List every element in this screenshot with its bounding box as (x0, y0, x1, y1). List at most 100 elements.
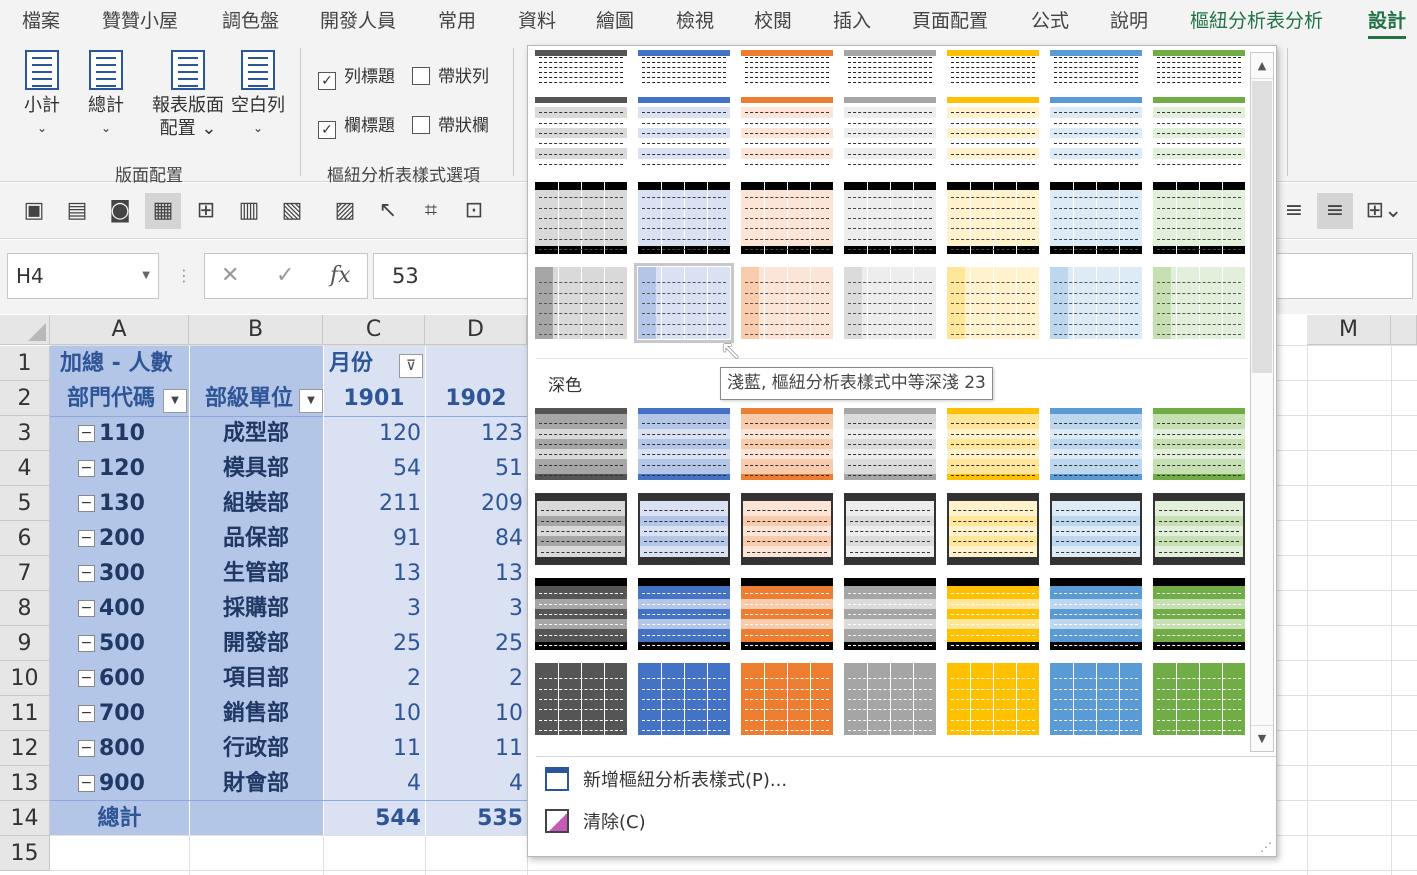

---

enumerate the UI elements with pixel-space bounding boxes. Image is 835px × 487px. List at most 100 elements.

* * *

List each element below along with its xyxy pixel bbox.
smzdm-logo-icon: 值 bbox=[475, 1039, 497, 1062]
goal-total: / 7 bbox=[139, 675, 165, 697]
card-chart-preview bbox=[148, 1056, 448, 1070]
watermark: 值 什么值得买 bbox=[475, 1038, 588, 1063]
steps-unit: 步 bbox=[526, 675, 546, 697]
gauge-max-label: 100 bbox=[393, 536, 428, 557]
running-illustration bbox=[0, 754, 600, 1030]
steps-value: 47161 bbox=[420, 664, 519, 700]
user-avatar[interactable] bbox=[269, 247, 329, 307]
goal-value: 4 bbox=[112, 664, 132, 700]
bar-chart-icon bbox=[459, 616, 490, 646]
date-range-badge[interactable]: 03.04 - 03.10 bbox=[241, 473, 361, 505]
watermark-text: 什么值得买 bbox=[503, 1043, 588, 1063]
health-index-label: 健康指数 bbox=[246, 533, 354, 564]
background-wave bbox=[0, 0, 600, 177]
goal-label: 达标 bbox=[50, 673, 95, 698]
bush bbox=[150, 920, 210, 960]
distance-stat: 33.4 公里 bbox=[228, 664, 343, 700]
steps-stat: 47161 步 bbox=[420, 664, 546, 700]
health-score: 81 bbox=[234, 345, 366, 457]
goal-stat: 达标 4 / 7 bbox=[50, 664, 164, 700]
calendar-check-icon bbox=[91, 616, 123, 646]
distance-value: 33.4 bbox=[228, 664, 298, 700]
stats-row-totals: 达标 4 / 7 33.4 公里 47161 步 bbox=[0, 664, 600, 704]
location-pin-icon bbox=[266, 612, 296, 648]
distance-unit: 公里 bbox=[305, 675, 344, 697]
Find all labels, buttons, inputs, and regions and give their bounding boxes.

• **WHAT YOU ARE ASKED TO DO**
Pick out every line of the records that contains the string "with", copying each one in full. Case counts.

• **CORRECT OUTPUT**
List every element in this screenshot with its bounding box as (x0, y0, x1, y1). List at most 100 elements.
enumerate the UI elements with pixel-space bounding boxes. Image is 835px × 487px. List at most 100 elements.
List each element below along with its xyxy pixel bbox.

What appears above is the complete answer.